— START PROVIDED RECORDS —

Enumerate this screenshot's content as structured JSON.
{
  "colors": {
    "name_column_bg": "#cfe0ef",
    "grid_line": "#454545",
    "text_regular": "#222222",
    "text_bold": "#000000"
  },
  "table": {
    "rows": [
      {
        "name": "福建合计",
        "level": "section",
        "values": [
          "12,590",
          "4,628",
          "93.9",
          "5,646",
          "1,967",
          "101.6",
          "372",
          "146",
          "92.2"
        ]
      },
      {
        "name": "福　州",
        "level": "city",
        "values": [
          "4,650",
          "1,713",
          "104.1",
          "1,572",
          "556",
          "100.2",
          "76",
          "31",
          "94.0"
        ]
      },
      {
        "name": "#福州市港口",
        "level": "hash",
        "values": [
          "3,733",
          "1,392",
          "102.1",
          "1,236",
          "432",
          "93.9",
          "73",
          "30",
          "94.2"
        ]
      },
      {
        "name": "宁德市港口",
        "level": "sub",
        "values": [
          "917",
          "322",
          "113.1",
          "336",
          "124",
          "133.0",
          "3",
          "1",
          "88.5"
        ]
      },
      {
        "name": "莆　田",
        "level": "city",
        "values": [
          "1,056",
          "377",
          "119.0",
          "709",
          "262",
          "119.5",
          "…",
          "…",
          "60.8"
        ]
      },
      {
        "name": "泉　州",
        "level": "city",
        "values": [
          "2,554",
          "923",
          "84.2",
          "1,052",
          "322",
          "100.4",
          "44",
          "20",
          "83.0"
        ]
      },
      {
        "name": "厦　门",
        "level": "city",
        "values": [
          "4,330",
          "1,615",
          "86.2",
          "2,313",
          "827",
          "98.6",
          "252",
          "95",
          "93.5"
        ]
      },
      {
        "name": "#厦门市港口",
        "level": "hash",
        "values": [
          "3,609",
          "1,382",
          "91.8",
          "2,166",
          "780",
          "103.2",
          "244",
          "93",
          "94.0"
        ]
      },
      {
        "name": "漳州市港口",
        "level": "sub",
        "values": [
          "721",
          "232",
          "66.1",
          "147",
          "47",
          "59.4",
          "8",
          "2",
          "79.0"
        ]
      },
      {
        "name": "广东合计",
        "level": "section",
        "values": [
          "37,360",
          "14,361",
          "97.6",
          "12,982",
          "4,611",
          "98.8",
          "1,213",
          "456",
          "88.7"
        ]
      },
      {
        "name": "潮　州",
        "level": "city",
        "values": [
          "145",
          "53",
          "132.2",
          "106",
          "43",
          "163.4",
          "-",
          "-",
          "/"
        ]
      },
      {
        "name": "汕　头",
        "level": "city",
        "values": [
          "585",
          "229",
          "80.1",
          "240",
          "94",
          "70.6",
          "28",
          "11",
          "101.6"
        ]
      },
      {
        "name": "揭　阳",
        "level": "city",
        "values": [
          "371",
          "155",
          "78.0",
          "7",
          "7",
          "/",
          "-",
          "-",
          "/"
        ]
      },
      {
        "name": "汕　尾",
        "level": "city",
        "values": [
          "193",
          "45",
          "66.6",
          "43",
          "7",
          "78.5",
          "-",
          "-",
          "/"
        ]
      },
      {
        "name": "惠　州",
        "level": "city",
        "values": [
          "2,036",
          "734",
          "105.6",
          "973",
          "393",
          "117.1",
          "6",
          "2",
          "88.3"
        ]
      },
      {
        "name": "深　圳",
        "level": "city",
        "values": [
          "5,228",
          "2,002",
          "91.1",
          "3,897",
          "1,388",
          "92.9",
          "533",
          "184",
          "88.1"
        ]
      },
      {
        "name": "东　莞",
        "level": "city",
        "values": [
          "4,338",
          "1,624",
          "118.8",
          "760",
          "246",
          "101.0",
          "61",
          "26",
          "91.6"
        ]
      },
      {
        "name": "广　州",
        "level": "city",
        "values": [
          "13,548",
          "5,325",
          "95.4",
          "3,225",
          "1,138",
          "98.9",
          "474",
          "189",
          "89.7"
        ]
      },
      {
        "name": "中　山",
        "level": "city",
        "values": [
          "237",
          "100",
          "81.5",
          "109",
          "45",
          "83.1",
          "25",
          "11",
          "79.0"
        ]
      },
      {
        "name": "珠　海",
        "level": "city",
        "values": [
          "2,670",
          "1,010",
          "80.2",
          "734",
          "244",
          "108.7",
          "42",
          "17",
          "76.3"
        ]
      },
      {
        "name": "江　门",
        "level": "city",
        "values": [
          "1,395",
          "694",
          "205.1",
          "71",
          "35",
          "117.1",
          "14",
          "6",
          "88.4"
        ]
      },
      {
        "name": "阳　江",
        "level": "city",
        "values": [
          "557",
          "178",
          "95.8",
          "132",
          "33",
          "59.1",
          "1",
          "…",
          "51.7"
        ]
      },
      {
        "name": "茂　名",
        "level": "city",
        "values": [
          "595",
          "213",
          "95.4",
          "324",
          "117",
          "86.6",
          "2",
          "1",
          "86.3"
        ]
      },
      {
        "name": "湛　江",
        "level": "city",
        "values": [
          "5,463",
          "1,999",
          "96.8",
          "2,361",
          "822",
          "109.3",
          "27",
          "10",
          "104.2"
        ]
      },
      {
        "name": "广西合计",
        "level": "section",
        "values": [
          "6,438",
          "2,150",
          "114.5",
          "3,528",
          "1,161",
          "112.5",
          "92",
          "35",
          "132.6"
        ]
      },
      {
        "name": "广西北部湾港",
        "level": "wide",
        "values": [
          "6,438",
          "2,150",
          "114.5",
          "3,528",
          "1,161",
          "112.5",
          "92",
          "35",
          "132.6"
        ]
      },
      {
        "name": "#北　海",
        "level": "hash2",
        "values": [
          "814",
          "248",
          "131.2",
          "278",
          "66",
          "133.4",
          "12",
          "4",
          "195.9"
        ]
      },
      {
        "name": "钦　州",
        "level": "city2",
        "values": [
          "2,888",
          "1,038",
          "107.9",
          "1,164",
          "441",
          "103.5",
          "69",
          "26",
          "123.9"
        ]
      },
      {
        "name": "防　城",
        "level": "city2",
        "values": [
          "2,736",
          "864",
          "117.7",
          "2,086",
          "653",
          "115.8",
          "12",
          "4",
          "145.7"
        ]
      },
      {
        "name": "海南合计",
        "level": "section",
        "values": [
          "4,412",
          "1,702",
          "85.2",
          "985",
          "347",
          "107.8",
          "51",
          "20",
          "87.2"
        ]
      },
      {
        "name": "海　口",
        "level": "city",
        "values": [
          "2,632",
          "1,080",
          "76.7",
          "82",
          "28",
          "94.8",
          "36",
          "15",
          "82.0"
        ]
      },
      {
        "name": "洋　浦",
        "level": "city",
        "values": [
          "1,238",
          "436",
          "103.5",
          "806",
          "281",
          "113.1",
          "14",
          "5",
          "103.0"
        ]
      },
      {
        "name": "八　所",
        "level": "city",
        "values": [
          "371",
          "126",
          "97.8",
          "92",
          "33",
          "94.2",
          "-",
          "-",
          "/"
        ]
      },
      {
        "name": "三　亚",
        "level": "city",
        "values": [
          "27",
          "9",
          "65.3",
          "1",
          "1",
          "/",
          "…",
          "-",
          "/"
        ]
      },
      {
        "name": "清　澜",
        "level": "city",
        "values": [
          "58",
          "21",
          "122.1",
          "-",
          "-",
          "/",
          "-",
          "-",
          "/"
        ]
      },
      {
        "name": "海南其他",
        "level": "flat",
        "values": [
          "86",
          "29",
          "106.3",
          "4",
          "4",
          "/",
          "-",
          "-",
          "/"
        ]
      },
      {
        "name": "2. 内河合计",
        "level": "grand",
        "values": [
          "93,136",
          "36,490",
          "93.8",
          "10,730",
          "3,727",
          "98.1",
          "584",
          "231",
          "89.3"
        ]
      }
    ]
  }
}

— END PROVIDED RECORDS —

§ SHORT PROBLEM
Extract all of the material exactly as it is written.

§ RESULT OF THE TASK
Enumerate this screenshot's content as structured JSON.
{
  "colors": {
    "name_column_bg": "#cfe0ef",
    "grid_line": "#454545",
    "text_regular": "#222222",
    "text_bold": "#000000"
  },
  "table": {
    "rows": [
      {
        "name": "福建合计",
        "level": "section",
        "values": [
          "12,590",
          "4,628",
          "93.9",
          "5,646",
          "1,967",
          "101.6",
          "372",
          "146",
          "92.2"
        ]
      },
      {
        "name": "福　州",
        "level": "city",
        "values": [
          "4,650",
          "1,713",
          "104.1",
          "1,572",
          "556",
          "100.2",
          "76",
          "31",
          "94.0"
        ]
      },
      {
        "name": "#福州市港口",
        "level": "hash",
        "values": [
          "3,733",
          "1,392",
          "102.1",
          "1,236",
          "432",
          "93.9",
          "73",
          "30",
          "94.2"
        ]
      },
      {
        "name": "宁德市港口",
        "level": "sub",
        "values": [
          "917",
          "322",
          "113.1",
          "336",
          "124",
          "133.0",
          "3",
          "1",
          "88.5"
        ]
      },
      {
        "name": "莆　田",
        "level": "city",
        "values": [
          "1,056",
          "377",
          "119.0",
          "709",
          "262",
          "119.5",
          "…",
          "…",
          "60.8"
        ]
      },
      {
        "name": "泉　州",
        "level": "city",
        "values": [
          "2,554",
          "923",
          "84.2",
          "1,052",
          "322",
          "100.4",
          "44",
          "20",
          "83.0"
        ]
      },
      {
        "name": "厦　门",
        "level": "city",
        "values": [
          "4,330",
          "1,615",
          "86.2",
          "2,313",
          "827",
          "98.6",
          "252",
          "95",
          "93.5"
        ]
      },
      {
        "name": "#厦门市港口",
        "level": "hash",
        "values": [
          "3,609",
          "1,382",
          "91.8",
          "2,166",
          "780",
          "103.2",
          "244",
          "93",
          "94.0"
        ]
      },
      {
        "name": "漳州市港口",
        "level": "sub",
        "values": [
          "721",
          "232",
          "66.1",
          "147",
          "47",
          "59.4",
          "8",
          "2",
          "79.0"
        ]
      },
      {
        "name": "广东合计",
        "level": "section",
        "values": [
          "37,360",
          "14,361",
          "97.6",
          "12,982",
          "4,611",
          "98.8",
          "1,213",
          "456",
          "88.7"
        ]
      },
      {
        "name": "潮　州",
        "level": "city",
        "values": [
          "145",
          "53",
          "132.2",
          "106",
          "43",
          "163.4",
          "-",
          "-",
          "/"
        ]
      },
      {
        "name": "汕　头",
        "level": "city",
        "values": [
          "585",
          "229",
          "80.1",
          "240",
          "94",
          "70.6",
          "28",
          "11",
          "101.6"
        ]
      },
      {
        "name": "揭　阳",
        "level": "city",
        "values": [
          "371",
          "155",
          "78.0",
          "7",
          "7",
          "/",
          "-",
          "-",
          "/"
        ]
      },
      {
        "name": "汕　尾",
        "level": "city",
        "values": [
          "193",
          "45",
          "66.6",
          "43",
          "7",
          "78.5",
          "-",
          "-",
          "/"
        ]
      },
      {
        "name": "惠　州",
        "level": "city",
        "values": [
          "2,036",
          "734",
          "105.6",
          "973",
          "393",
          "117.1",
          "6",
          "2",
          "88.3"
        ]
      },
      {
        "name": "深　圳",
        "level": "city",
        "values": [
          "5,228",
          "2,002",
          "91.1",
          "3,897",
          "1,388",
          "92.9",
          "533",
          "184",
          "88.1"
        ]
      },
      {
        "name": "东　莞",
        "level": "city",
        "values": [
          "4,338",
          "1,624",
          "118.8",
          "760",
          "246",
          "101.0",
          "61",
          "26",
          "91.6"
        ]
      },
      {
        "name": "广　州",
        "level": "city",
        "values": [
          "13,548",
          "5,325",
          "95.4",
          "3,225",
          "1,138",
          "98.9",
          "474",
          "189",
          "89.7"
        ]
      },
      {
        "name": "中　山",
        "level": "city",
        "values": [
          "237",
          "100",
          "81.5",
          "109",
          "45",
          "83.1",
          "25",
          "11",
          "79.0"
        ]
      },
      {
        "name": "珠　海",
        "level": "city",
        "values": [
          "2,670",
          "1,010",
          "80.2",
          "734",
          "244",
          "108.7",
          "42",
          "17",
          "76.3"
        ]
      },
      {
        "name": "江　门",
        "level": "city",
        "values": [
          "1,395",
          "694",
          "205.1",
          "71",
          "35",
          "117.1",
          "14",
          "6",
          "88.4"
        ]
      },
      {
        "name": "阳　江",
        "level": "city",
        "values": [
          "557",
          "178",
          "95.8",
          "132",
          "33",
          "59.1",
          "1",
          "…",
          "51.7"
        ]
      },
      {
        "name": "茂　名",
        "level": "city",
        "values": [
          "595",
          "213",
          "95.4",
          "324",
          "117",
          "86.6",
          "2",
          "1",
          "86.3"
        ]
      },
      {
        "name": "湛　江",
        "level": "city",
        "values": [
          "5,463",
          "1,999",
          "96.8",
          "2,361",
          "822",
          "109.3",
          "27",
          "10",
          "104.2"
        ]
      },
      {
        "name": "广西合计",
        "level": "section",
        "values": [
          "6,438",
          "2,150",
          "114.5",
          "3,528",
          "1,161",
          "112.5",
          "92",
          "35",
          "132.6"
        ]
      },
      {
        "name": "广西北部湾港",
        "level": "wide",
        "values": [
          "6,438",
          "2,150",
          "114.5",
          "3,528",
          "1,161",
          "112.5",
          "92",
          "35",
          "132.6"
        ]
      },
      {
        "name": "#北　海",
        "level": "hash2",
        "values": [
          "814",
          "248",
          "131.2",
          "278",
          "66",
          "133.4",
          "12",
          "4",
          "195.9"
        ]
      },
      {
        "name": "钦　州",
        "level": "city2",
        "values": [
          "2,888",
          "1,038",
          "107.9",
          "1,164",
          "441",
          "103.5",
          "69",
          "26",
          "123.9"
        ]
      },
      {
        "name": "防　城",
        "level": "city2",
        "values": [
          "2,736",
          "864",
          "117.7",
          "2,086",
          "653",
          "115.8",
          "12",
          "4",
          "145.7"
        ]
      },
      {
        "name": "海南合计",
        "level": "section",
        "values": [
          "4,412",
          "1,702",
          "85.2",
          "985",
          "347",
          "107.8",
          "51",
          "20",
          "87.2"
        ]
      },
      {
        "name": "海　口",
        "level": "city",
        "values": [
          "2,632",
          "1,080",
          "76.7",
          "82",
          "28",
          "94.8",
          "36",
          "15",
          "82.0"
        ]
      },
      {
        "name": "洋　浦",
        "level": "city",
        "values": [
          "1,238",
          "436",
          "103.5",
          "806",
          "281",
          "113.1",
          "14",
          "5",
          "103.0"
        ]
      },
      {
        "name": "八　所",
        "level": "city",
        "values": [
          "371",
          "126",
          "97.8",
          "92",
          "33",
          "94.2",
          "-",
          "-",
          "/"
        ]
      },
      {
        "name": "三　亚",
        "level": "city",
        "values": [
          "27",
          "9",
          "65.3",
          "1",
          "1",
          "/",
          "…",
          "-",
          "/"
        ]
      },
      {
        "name": "清　澜",
        "level": "city",
        "values": [
          "58",
          "21",
          "122.1",
          "-",
          "-",
          "/",
          "-",
          "-",
          "/"
        ]
      },
      {
        "name": "海南其他",
        "level": "flat",
        "values": [
          "86",
          "29",
          "106.3",
          "4",
          "4",
          "/",
          "-",
          "-",
          "/"
        ]
      },
      {
        "name": "2. 内河合计",
        "level": "grand",
        "values": [
          "93,136",
          "36,490",
          "93.8",
          "10,730",
          "3,727",
          "98.1",
          "584",
          "231",
          "89.3"
        ]
      }
    ]
  }
}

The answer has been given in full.